**Aim of the exercise**
Review the listing and copy each line that holds the word "time".

**Input material**
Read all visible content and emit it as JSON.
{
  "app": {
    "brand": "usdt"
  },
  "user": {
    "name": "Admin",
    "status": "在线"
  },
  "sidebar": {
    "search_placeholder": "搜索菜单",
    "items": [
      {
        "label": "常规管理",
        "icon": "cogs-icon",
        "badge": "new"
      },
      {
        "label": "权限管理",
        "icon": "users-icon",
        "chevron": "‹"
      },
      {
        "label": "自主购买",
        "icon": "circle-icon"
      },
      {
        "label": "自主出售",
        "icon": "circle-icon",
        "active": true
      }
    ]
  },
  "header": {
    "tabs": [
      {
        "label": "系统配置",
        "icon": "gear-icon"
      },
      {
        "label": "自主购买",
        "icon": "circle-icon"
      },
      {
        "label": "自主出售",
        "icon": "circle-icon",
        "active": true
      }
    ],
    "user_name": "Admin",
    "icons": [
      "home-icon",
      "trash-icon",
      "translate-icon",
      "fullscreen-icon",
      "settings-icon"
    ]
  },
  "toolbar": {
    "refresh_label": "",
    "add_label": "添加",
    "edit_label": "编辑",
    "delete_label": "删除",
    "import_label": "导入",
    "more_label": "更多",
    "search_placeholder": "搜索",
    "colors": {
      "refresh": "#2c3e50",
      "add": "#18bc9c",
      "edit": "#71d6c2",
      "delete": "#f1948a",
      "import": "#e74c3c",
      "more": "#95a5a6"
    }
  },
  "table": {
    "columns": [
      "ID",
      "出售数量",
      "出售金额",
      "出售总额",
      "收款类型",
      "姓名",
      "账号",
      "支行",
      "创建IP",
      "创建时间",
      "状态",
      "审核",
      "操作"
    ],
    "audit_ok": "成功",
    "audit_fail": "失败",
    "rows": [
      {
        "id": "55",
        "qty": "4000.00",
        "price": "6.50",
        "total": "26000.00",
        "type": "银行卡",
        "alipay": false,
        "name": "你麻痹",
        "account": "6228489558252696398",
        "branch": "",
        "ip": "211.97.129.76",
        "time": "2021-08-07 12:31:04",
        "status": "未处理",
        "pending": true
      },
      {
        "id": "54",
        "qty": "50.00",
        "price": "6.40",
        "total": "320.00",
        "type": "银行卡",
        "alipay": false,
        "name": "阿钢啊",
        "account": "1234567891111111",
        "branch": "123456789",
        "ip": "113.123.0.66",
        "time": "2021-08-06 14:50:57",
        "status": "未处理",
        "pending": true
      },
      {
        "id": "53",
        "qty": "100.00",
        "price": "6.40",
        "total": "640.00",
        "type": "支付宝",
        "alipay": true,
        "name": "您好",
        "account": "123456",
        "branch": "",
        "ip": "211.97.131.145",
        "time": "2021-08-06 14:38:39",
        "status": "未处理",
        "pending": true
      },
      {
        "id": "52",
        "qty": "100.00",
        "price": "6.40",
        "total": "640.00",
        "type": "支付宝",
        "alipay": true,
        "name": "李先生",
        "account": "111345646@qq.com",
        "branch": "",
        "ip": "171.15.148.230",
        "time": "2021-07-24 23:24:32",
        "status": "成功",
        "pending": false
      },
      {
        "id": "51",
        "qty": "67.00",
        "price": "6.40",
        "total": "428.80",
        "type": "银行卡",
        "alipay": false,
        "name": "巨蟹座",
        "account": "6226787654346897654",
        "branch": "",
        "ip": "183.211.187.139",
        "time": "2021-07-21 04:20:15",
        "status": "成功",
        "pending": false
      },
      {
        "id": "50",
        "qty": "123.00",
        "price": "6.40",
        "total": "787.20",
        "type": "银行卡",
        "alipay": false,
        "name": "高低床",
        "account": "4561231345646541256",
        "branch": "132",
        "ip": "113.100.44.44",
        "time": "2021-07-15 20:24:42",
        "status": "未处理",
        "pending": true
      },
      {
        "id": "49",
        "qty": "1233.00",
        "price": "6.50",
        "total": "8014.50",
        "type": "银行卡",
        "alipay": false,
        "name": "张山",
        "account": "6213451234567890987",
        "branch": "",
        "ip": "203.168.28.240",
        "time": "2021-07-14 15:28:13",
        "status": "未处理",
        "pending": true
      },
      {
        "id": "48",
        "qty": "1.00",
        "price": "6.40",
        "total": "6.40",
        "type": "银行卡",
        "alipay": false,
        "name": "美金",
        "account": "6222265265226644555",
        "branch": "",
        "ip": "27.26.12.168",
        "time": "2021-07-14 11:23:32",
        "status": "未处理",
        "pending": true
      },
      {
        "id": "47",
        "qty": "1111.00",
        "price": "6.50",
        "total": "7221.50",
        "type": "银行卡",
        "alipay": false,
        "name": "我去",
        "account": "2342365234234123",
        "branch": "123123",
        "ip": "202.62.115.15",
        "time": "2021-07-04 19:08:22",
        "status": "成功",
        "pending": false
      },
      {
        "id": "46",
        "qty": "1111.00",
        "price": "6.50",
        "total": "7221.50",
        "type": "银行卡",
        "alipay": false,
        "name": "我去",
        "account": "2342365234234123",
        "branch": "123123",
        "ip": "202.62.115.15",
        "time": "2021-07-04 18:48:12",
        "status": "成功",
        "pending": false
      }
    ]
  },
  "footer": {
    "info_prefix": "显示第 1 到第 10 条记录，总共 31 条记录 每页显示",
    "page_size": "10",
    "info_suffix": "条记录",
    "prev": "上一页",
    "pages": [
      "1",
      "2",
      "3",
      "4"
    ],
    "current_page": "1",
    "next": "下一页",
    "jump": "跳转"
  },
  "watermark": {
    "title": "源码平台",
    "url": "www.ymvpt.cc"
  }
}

**Written response**
        "time": "2021-08-07 12:31:04",
        "time": "2021-08-06 14:50:57",
        "time": "2021-08-06 14:38:39",
        "time": "2021-07-24 23:24:32",
        "time": "2021-07-21 04:20:15",
        "time": "2021-07-15 20:24:42",
        "time": "2021-07-14 15:28:13",
        "time": "2021-07-14 11:23:32",
        "time": "2021-07-04 19:08:22",
        "time": "2021-07-04 18:48:12",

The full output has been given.